→ **REQUIRED WORK**
Return the lines where the word "como" occurs.

→ **EXTRACTED INFORMATION**

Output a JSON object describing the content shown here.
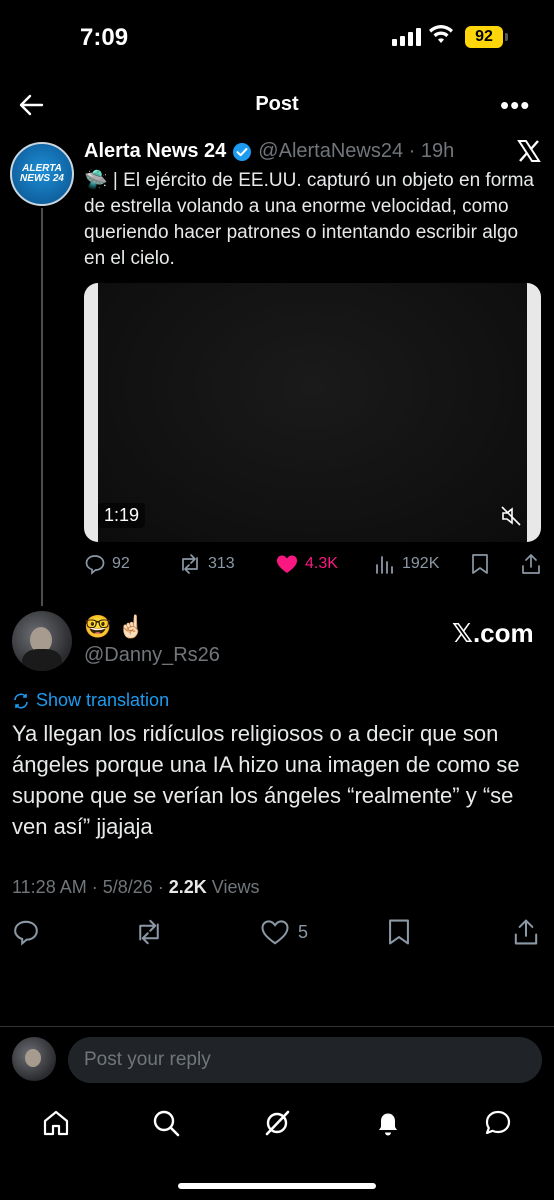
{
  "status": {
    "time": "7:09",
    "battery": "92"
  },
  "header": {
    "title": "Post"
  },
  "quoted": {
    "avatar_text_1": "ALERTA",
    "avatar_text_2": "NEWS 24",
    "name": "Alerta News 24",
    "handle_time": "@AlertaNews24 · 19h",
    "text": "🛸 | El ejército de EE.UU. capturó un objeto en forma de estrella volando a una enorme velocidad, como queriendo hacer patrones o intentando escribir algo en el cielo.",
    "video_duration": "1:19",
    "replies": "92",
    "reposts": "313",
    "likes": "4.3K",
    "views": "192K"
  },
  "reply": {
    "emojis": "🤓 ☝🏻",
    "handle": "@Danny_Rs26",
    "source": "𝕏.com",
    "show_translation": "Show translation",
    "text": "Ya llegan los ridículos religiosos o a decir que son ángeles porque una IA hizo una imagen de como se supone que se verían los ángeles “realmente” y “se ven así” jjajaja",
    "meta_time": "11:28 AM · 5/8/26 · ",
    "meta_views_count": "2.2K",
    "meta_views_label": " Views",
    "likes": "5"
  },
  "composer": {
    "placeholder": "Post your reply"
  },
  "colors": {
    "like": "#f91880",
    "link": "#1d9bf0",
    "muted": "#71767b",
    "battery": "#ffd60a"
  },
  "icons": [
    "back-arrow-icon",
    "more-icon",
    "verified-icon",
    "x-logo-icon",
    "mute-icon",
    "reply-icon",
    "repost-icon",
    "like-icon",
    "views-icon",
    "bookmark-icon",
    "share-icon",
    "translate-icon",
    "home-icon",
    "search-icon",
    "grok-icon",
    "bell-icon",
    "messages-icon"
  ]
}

==

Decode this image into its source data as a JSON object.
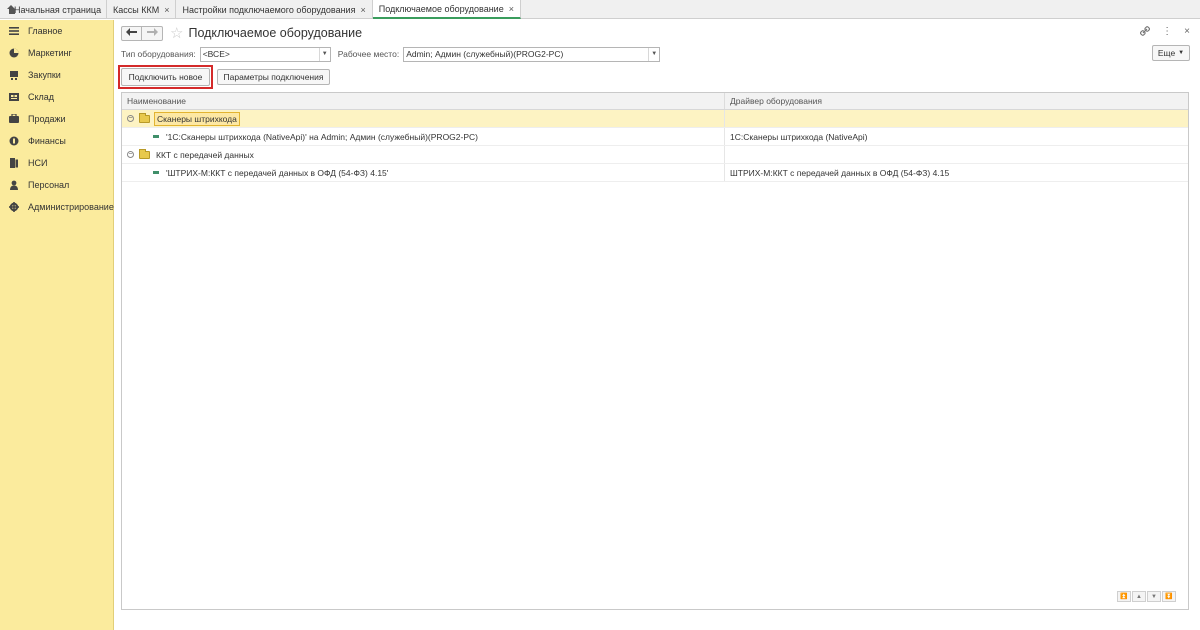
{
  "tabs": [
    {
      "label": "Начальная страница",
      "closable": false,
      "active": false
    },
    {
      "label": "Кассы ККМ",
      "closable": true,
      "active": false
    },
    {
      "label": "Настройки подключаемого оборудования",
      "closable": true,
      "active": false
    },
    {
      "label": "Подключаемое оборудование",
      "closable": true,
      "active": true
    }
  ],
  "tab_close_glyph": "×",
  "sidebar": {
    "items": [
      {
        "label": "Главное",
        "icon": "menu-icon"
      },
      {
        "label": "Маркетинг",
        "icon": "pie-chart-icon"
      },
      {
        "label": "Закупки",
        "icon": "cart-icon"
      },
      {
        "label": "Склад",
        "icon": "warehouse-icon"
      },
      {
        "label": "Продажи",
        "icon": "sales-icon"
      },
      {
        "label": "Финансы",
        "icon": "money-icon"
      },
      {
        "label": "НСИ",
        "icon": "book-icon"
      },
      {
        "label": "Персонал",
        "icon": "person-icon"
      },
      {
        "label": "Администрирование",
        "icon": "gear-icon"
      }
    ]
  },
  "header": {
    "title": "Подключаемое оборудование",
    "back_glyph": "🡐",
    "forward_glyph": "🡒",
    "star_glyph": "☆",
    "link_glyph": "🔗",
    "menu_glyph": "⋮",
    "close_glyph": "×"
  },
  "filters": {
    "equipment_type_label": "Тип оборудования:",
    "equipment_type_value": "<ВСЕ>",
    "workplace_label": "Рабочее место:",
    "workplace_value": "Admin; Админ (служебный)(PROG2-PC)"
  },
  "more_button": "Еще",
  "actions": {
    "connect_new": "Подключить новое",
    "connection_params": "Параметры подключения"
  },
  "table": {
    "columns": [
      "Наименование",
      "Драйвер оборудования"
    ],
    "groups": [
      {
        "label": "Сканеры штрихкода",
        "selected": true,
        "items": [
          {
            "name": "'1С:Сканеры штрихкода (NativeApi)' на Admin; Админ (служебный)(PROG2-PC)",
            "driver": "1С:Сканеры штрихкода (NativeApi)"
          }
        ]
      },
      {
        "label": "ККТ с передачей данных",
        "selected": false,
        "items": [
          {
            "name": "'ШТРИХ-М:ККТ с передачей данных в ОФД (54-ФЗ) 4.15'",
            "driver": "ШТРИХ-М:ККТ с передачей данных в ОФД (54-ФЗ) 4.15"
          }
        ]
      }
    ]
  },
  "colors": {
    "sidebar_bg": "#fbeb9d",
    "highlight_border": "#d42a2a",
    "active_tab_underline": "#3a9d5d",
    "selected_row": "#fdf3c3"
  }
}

==

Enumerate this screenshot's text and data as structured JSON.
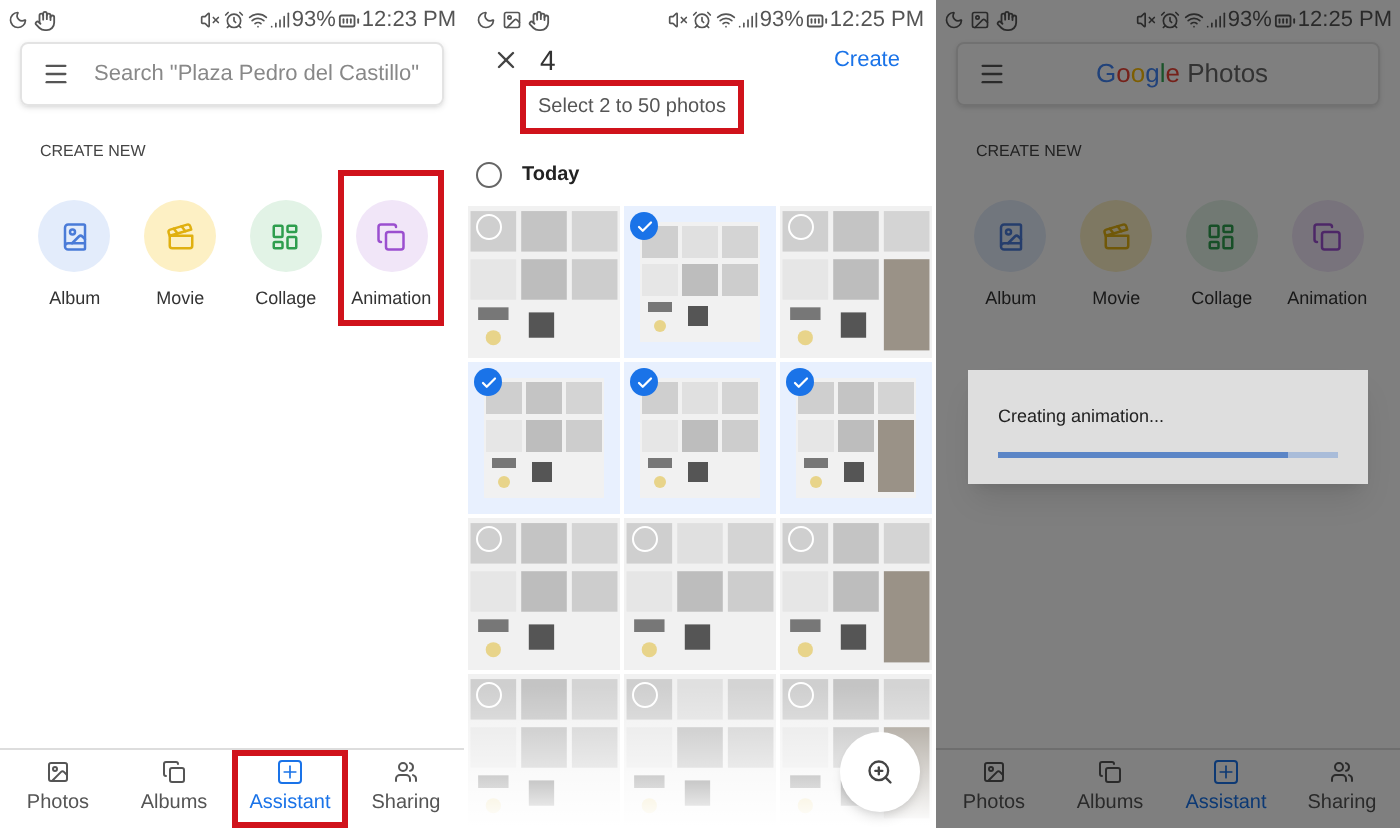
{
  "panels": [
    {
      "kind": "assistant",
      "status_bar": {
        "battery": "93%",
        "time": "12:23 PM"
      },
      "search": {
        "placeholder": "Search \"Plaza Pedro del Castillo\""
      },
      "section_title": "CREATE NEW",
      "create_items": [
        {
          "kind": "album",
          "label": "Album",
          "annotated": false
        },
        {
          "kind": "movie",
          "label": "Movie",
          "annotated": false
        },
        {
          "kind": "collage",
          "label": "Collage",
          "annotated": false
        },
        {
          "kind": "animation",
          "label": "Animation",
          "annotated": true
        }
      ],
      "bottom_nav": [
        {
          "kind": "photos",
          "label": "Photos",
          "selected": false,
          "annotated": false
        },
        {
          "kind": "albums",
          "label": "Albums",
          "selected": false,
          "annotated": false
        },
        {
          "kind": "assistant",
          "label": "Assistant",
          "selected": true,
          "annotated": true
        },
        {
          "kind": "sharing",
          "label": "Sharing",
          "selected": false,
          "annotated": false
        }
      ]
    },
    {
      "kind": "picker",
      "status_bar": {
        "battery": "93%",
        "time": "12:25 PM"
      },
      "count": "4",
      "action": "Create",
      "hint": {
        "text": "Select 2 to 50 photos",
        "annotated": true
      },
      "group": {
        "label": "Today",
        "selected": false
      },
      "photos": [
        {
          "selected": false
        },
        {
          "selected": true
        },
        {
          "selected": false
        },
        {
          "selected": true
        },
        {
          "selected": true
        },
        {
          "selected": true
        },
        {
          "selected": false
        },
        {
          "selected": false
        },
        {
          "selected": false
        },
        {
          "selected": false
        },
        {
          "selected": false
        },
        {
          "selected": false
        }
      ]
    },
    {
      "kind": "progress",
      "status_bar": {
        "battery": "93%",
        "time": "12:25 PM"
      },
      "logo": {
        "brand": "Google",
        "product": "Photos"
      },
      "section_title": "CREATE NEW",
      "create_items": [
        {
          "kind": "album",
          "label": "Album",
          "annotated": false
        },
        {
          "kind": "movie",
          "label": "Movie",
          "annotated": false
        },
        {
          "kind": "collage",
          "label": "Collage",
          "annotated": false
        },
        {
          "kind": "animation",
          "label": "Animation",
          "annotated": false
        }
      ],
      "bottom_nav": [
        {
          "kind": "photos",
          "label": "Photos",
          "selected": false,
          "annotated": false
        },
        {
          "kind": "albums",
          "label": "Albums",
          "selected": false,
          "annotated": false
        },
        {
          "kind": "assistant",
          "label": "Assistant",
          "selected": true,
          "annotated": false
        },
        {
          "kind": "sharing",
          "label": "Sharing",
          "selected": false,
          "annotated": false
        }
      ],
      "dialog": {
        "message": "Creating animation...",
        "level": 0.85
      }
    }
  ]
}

→ **FULL OUTPUT**
    "text": "🛸 | El ejército de EE.UU. capturó un objeto en forma de estrella volando a una enorme velocidad, como queriendo hacer patrones o intentando escribir algo en el cielo.",
    "text": "Ya llegan los ridículos religiosos o a decir que son ángeles porque una IA hizo una imagen de como se supone que se verían los ángeles “realmente” y “se ven así” jjajaja",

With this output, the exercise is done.